[Task instructions] Work through the entries below and report how many lines include "comités". The number alone is the answer.

Start of Source data

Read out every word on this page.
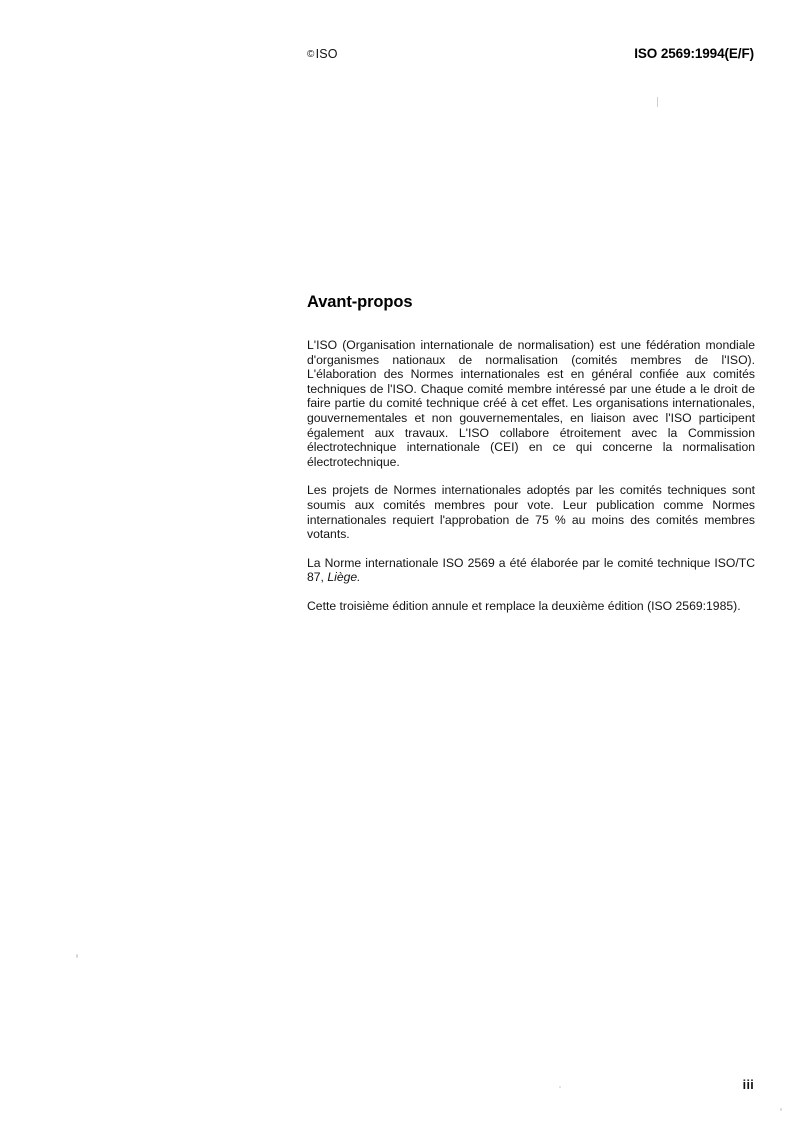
©ISO	ISO 2569:1994(E/F)
Avant-propos

L'ISO (Organisation internationale de normalisation) est une fédération mondiale d'organismes nationaux de normalisation (comités membres de l'ISO). L'élaboration des Normes internationales est en général confiée aux comités techniques de l'ISO. Chaque comité membre intéressé par une étude a le droit de faire partie du comité technique créé à cet effet. Les organisations internationales, gouvernementales et non gouvernementales, en liaison avec l'ISO participent également aux travaux. L'ISO collabore étroitement avec la Commission électrotechnique internationale (CEI) en ce qui concerne la normalisation électrotechnique.

Les projets de Normes internationales adoptés par les comités techniques sont soumis aux comités membres pour vote. Leur publication comme Normes internationales requiert l'approbation de 75 % au moins des comités membres votants.

La Norme internationale ISO 2569 a été élaborée par le comité technique ISO/TC 87, Liège.

Cette troisième édition annule et remplace la deuxième édition (ISO 2569:1985).

iii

End of Source data

[Result of the exercise] 2